_Aim_.
Go through the data below and copy it exactly, skipping every picture.

_Extracted data_.
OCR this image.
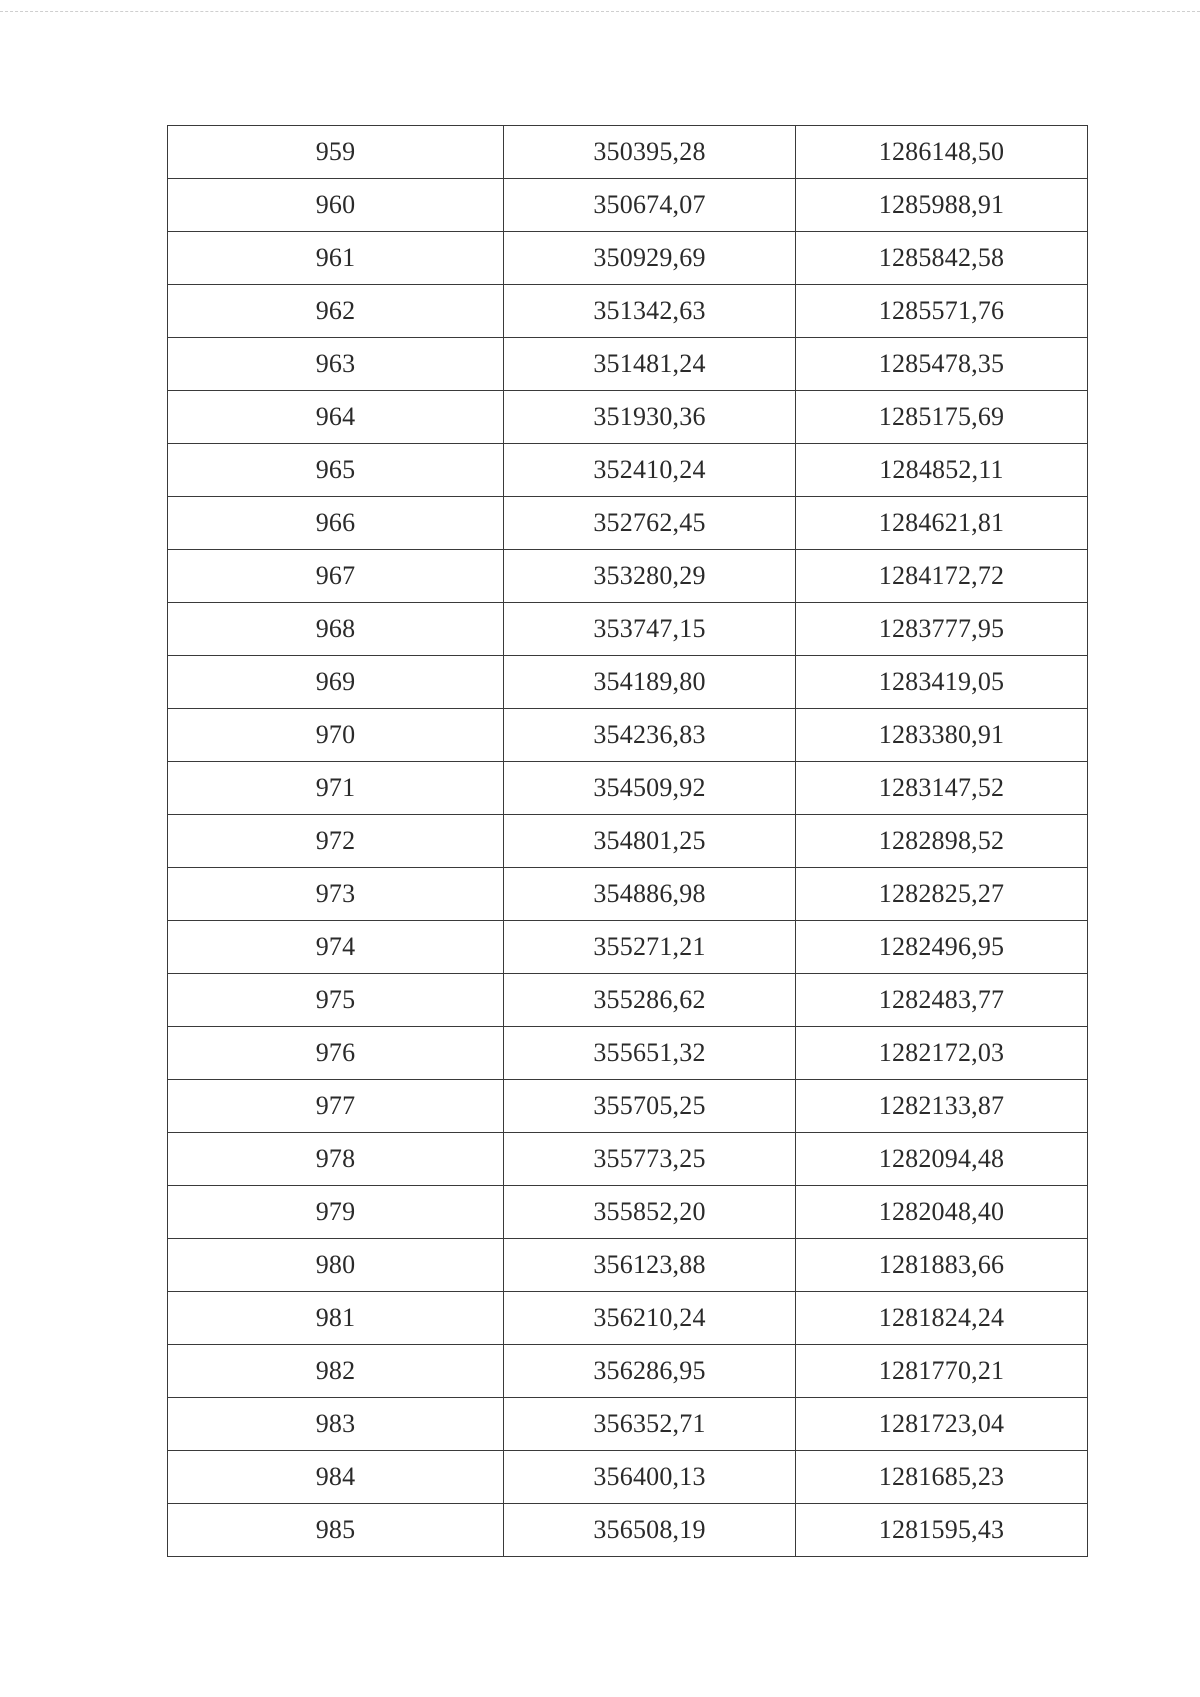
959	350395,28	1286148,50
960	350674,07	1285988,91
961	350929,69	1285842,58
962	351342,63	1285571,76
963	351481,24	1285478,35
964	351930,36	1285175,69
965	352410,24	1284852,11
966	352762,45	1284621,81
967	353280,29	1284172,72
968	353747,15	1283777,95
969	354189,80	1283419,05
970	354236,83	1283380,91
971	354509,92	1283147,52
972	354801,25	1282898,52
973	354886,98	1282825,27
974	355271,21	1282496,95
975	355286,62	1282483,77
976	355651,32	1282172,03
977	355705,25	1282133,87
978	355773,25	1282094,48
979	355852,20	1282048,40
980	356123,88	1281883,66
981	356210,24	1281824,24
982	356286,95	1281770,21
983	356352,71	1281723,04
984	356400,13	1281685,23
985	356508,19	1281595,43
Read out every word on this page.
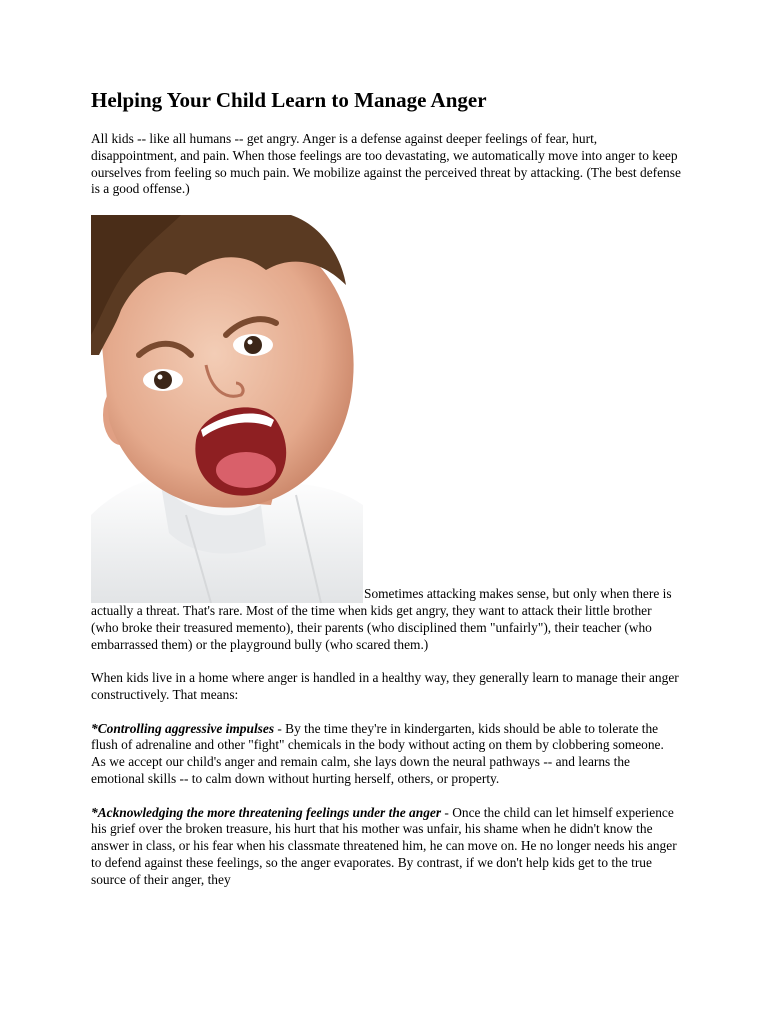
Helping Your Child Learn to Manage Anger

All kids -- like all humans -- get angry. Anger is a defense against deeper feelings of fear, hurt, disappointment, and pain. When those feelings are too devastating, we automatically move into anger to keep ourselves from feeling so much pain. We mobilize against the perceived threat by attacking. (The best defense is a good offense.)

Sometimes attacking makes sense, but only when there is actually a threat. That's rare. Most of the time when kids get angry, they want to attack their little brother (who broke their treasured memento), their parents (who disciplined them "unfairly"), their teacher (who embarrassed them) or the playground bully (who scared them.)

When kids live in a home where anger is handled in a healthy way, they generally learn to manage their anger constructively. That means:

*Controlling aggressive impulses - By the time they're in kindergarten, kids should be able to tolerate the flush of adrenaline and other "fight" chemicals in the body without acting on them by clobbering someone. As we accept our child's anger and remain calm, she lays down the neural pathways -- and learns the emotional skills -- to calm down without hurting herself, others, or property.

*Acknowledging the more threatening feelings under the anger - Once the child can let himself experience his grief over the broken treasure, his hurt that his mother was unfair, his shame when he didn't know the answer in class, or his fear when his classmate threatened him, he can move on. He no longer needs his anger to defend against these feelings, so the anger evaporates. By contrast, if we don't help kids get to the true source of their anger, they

_Result of the task_.
OCR this image.
959	350395,28	1286148,50
960	350674,07	1285988,91
961	350929,69	1285842,58
962	351342,63	1285571,76
963	351481,24	1285478,35
964	351930,36	1285175,69
965	352410,24	1284852,11
966	352762,45	1284621,81
967	353280,29	1284172,72
968	353747,15	1283777,95
969	354189,80	1283419,05
970	354236,83	1283380,91
971	354509,92	1283147,52
972	354801,25	1282898,52
973	354886,98	1282825,27
974	355271,21	1282496,95
975	355286,62	1282483,77
976	355651,32	1282172,03
977	355705,25	1282133,87
978	355773,25	1282094,48
979	355852,20	1282048,40
980	356123,88	1281883,66
981	356210,24	1281824,24
982	356286,95	1281770,21
983	356352,71	1281723,04
984	356400,13	1281685,23
985	356508,19	1281595,43
Read out every word on this page.
Helping Your Child Learn to Manage Anger

All kids -- like all humans -- get angry. Anger is a defense against deeper feelings of fear, hurt, disappointment, and pain. When those feelings are too devastating, we automatically move into anger to keep ourselves from feeling so much pain. We mobilize against the perceived threat by attacking. (The best defense is a good offense.)

Sometimes attacking makes sense, but only when there is actually a threat. That's rare. Most of the time when kids get angry, they want to attack their little brother (who broke their treasured memento), their parents (who disciplined them "unfairly"), their teacher (who embarrassed them) or the playground bully (who scared them.)

When kids live in a home where anger is handled in a healthy way, they generally learn to manage their anger constructively. That means:

*Controlling aggressive impulses - By the time they're in kindergarten, kids should be able to tolerate the flush of adrenaline and other "fight" chemicals in the body without acting on them by clobbering someone. As we accept our child's anger and remain calm, she lays down the neural pathways -- and learns the emotional skills -- to calm down without hurting herself, others, or property.

*Acknowledging the more threatening feelings under the anger - Once the child can let himself experience his grief over the broken treasure, his hurt that his mother was unfair, his shame when he didn't know the answer in class, or his fear when his classmate threatened him, he can move on. He no longer needs his anger to defend against these feelings, so the anger evaporates. By contrast, if we don't help kids get to the true source of their anger, they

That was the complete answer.